> [DOCUMENT EXCERPT]:
==*==

Sometimes all it takes to accelerate your 'Net success is to understand how users are experiencing your digital brand. While there's no replacement for asking directly, as an Internet professional you know you can do more. Enter experience mapping.
Experience mapping is essentially just a process of capturing often complex customer interactions (and all the intricacies of those interactions), understanding the barriers to greater usage, and eventually modifying the paths in order to optimize conversion and engagement. The actual activity of mapping helps your digital team build knowledge (and more importantly consensus) and build more seamless customer experiences over time. In essence, experience maps are visual representation of a customers experience with a brand. When you can identify what's preventing users from fully interacting (and converting), well, then you're one step closer to 'Net success.
Experience maps can take on a variety of forms (i.e. it can be handwritten or achieved by impleimenting some software) but the aim is the same - obtaining the required insights on the customers experience so that it can be accurately assessed and ultimately modified for the benefit of your enterprise. There's a great deal to know about the process (and it will vary depending on your organization and the individual personas that make up your prospective and existing client base), but Website Magazine has put together a quick guide to the process, and provided a high-level overview of what it will take to make an experience mapping initiative pay off. So where should you start?

==*==

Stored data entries
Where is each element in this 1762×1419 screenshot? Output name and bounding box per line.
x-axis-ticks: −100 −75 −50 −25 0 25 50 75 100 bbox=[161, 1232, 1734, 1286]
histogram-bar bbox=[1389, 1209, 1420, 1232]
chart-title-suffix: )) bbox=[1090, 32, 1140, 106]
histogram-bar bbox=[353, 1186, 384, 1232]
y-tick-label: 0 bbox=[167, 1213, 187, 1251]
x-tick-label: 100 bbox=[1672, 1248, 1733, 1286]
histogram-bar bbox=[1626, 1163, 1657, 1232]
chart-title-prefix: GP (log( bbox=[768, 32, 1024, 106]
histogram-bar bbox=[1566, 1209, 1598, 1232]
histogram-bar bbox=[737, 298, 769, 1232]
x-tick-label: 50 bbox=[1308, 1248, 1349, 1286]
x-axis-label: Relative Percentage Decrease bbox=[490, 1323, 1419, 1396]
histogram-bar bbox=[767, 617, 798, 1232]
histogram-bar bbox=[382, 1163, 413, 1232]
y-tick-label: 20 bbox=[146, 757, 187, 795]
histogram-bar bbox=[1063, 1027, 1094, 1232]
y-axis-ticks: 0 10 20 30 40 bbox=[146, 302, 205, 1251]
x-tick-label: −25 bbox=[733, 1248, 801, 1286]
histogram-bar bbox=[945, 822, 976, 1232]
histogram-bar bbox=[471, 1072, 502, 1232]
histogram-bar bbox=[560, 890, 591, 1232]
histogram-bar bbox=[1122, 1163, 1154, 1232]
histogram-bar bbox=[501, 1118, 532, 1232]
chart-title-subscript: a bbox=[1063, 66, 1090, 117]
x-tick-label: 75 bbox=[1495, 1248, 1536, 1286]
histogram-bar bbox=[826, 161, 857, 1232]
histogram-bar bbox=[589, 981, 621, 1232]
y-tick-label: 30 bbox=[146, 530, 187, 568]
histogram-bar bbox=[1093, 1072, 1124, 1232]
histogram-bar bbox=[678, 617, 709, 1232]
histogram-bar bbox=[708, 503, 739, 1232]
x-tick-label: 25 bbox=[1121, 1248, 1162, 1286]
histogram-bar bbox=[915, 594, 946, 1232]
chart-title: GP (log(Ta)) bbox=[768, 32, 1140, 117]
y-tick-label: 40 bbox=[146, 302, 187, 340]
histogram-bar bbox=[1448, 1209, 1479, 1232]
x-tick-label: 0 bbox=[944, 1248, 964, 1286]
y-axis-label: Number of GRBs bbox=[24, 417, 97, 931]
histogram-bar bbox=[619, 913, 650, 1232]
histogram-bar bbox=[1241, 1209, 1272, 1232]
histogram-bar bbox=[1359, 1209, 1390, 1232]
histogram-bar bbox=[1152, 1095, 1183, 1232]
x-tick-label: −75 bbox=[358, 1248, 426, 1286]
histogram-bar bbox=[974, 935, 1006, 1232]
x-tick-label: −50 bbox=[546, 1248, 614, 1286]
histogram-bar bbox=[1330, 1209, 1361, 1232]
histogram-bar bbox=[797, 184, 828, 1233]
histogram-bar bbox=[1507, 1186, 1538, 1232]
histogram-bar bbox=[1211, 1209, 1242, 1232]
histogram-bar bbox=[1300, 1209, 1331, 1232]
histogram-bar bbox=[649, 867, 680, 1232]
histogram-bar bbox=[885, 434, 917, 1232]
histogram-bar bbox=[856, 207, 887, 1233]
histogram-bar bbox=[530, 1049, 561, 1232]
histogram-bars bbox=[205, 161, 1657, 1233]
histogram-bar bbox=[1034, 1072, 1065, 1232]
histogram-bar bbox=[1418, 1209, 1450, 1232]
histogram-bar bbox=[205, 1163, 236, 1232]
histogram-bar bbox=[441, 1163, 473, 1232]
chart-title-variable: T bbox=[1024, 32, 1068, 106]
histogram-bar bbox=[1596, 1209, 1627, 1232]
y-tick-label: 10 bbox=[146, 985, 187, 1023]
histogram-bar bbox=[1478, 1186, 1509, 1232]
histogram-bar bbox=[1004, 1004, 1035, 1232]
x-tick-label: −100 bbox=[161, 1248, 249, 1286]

==*==

> [TASKS AND EXERCISES]:
a - Rewrite the experience mapping article from "Experience maps can" down to "should you start?", changing "handwritten" to "sketched on paper".
b - Extend the article on experience mapping, picking up after its final sentence.

> [ANSWERS TO THE EXERCISES]:
a -
Experience maps can take on a variety of forms (i.e. it can be sketched on paper or achieved by impleimenting some software) but the aim is the same - obtaining the required insights on the customers experience so that it can be accurately assessed and ultimately modified for the benefit of your enterprise. There's a great deal to know about the process (and it will vary depending on your organization and the individual personas that make up your prospective and existing client base), but Website Magazine has put together a quick guide to the process, and provided a high-level overview of what it will take to make an experience mapping initiative pay off. So where should you start?

b -
The first step is to understand the myriad touch points that end-users have with your digital brand. Customers often interact with companies in a variety of ways - including the website, mobile apps, phone calls, live chat, etc. Each and every channel is effectively a touch point but has different demands from an interaction standpoint. What an experience map ultimately provides is some structure to assess and compare the standards of service across these various touch points - identifying the good (or valuable) interactions and those which may reveal a deeper problem (like poor training in a customer service department).
To assess the quality of the experience and the broader experience itself, there are numerous areas of potential interest important to mapping initiatives, but it is mostly about the activities they may engage in on your websites (pre- and post sale) that matter most. When you actually visualize the stages of the customer journey (e.g. arrive on the website, review the features, complete the checkout), the barriers to conversion become clear (or clearer). While you can ask customers for feeback directly on their experience, one of the very best waysis to leverage mapping (or mind mapping) software - some of Website Magazine's favorites including MindJet, MindMeister and XMind to name a few. It's also wise to ask customers directly to rate the quality of the experience (at each stage of the buying journey) they received from your company. Consider putting a survey form on your website or setting up a forum where customers can share their experience. Gathering this type of information will enable your brand to accurately analyze the customer experience and use the results to identify satisfaction levels at each touch point (and from each source).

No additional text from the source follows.